[PATCH 1/2] [PATCH 1/2] Enable Intel AVX512_FP16 instructions

Wed Jul 21 14:29:03 GMT 2021

On 21.07.2021 15:14, Cui, Lili wrote:
>> -----Original Message-----
>> From: Jan Beulich <jbeulich@suse.com>
>> Sent: Wednesday, July 14, 2021 12:25 AM
>> On 13.07.2021 08:58, Cui, Lili wrote:
>>
>> I don't think you've applied my comments regarding the cpu_flag_init[]
>> additions
> 
> Sorry, I forgot this one, I changed it in this patch.
> 
> { "CPU_AVX512_FP16_FLAGS",
>     "CPU_AVX512BW_FLAGS|CpuAVX512_FP16" },
> ...
>   { "CPU_ANY_AVX512BW_FLAGS",
>     "CpuAVX512BW|CpuAVX512_FP16" },
> ...

In the latter case you will want to use CPU_ANY_AVX512_FP16_FLAGS,
not CpuAVX512_FP16. This not originally having got done properly
for CPU_ANY_AVX512F_FLAGS is why you now also need to change that
one. There preferably you'd replace CpuAVX512BW by
CPU_ANY_AVX512BW_FLAGS, instead of explicitly adding CpuAVX512_FP16.

>> I can't seem to find any pseudos of VCMP{P,S}H, despite the prior comment.
>>
> I have a misunderstanding about this last time, but this time I got it. 
> I added it to assembler and disassembler, also added test cases for it. 

Ah yes, albeit there's some confusion about the numbering of the
attached patches. I wanted to ask you anyway to send new versions of
the patches as new mail threads, instead of in reply to the prior
discussion. In fact, while the patch with the new tests is probably
indeed too large to send inline (but as said before, it's not
really reviewable anyway), I would much appreciate if you could
send the first patch inline instead of as attachment. This makes
commenting a lot easier.

As a purely cosmetic request - may I ask that you flip the order
of the two each vcmp<avx_frel>ph and vcmpph entries, such that - like
everywhere else - the rounding/SAE forms come second? As mentioned
previously, keeping things as consistent as possible helps readers
as well as making future changes or spotting possible problems.

* EXCERPTED RECORDS
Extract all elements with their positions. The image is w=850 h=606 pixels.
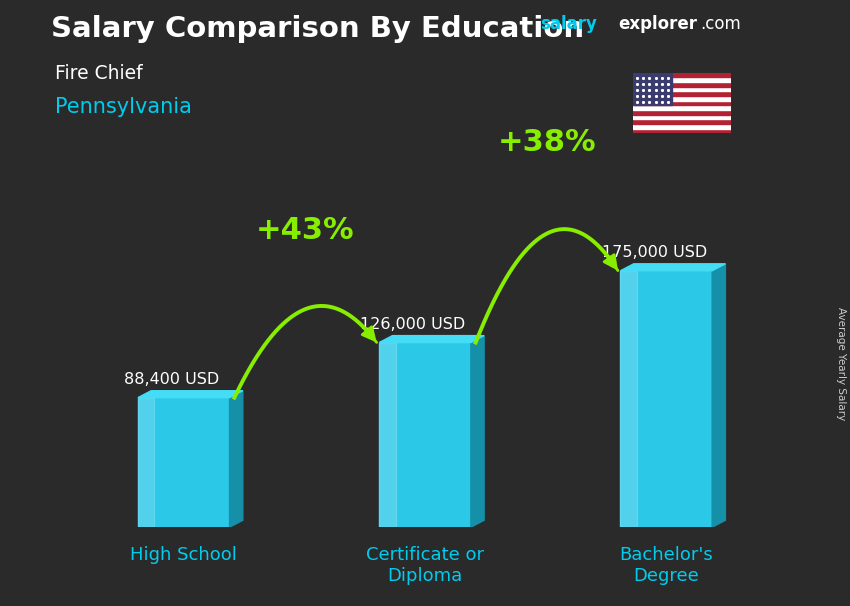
Polygon shape <box>633 92 731 96</box>
Polygon shape <box>620 264 725 271</box>
Polygon shape <box>633 73 672 105</box>
Text: Pennsylvania: Pennsylvania <box>55 97 192 117</box>
Text: Fire Chief: Fire Chief <box>55 64 143 82</box>
Polygon shape <box>712 264 725 527</box>
Text: 88,400 USD: 88,400 USD <box>124 371 219 387</box>
Polygon shape <box>138 398 230 527</box>
Polygon shape <box>633 119 731 124</box>
Polygon shape <box>633 96 731 101</box>
Text: Average Yearly Salary: Average Yearly Salary <box>836 307 846 420</box>
Polygon shape <box>633 110 731 115</box>
Text: 126,000 USD: 126,000 USD <box>360 316 466 331</box>
Text: .com: .com <box>700 15 741 33</box>
Polygon shape <box>138 391 243 398</box>
Polygon shape <box>138 398 155 527</box>
Polygon shape <box>471 336 484 527</box>
Polygon shape <box>620 271 637 527</box>
Polygon shape <box>633 87 731 92</box>
Polygon shape <box>620 271 712 527</box>
Polygon shape <box>633 105 731 110</box>
Text: 175,000 USD: 175,000 USD <box>602 245 707 260</box>
Polygon shape <box>230 391 243 527</box>
Polygon shape <box>633 82 731 87</box>
Text: explorer: explorer <box>618 15 697 33</box>
Polygon shape <box>633 128 731 133</box>
Text: salary: salary <box>540 15 597 33</box>
Polygon shape <box>633 101 731 105</box>
Polygon shape <box>633 73 731 78</box>
Polygon shape <box>379 342 471 527</box>
Polygon shape <box>633 124 731 128</box>
Polygon shape <box>379 342 395 527</box>
Text: +43%: +43% <box>256 216 354 245</box>
Polygon shape <box>633 78 731 82</box>
Text: +38%: +38% <box>497 128 596 158</box>
Polygon shape <box>379 336 484 342</box>
Polygon shape <box>633 115 731 119</box>
Text: Salary Comparison By Education: Salary Comparison By Education <box>51 15 584 43</box>
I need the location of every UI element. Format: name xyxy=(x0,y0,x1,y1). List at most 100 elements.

* GIVEN EXERCISE
Carry on the review reply about the AVX512_FP16 patch from the point where it ends. The records have nothing to do with the text.

* RESPONSE TO THIS EXERCISE
As to the testsuite additions, I'm afraid you've misunderstood
what H.J. and I are requesting for xmmword.{s,d}: You don't need to
add _all_ new insns there - that would be making an unreasonably
large test case going forward. Only insns with irregular operand
combinations permitting %xmmN but not "xmmword ptr ..." for a given
operand position need putting there. This is to prove (now and going
forward) that despite allowing %xmmN the (wrong size) memory form
gets rejected. Regular scalar insns don't need putting there, and
even less so VDIVPH; if at all, a single random example (not from
the FP16 set, but from more basic ones) would be sufficient. So what
I was after with my request was that all the non-scalar VCVT* forms
would be represented there, when their vector element sizes vary.

I'm sorry if the earlier request wasn't explicit enough.

The other remark on the testsuite addition patch is that _if_ you
maintain a ChangeLog entry (which you aren't required to anymore),
then you will want to keep it up-to-date with patch contents.

I'll try to get to look at the assembler and disassembler parts in
more detail later this week, as the following week I'll be OoO.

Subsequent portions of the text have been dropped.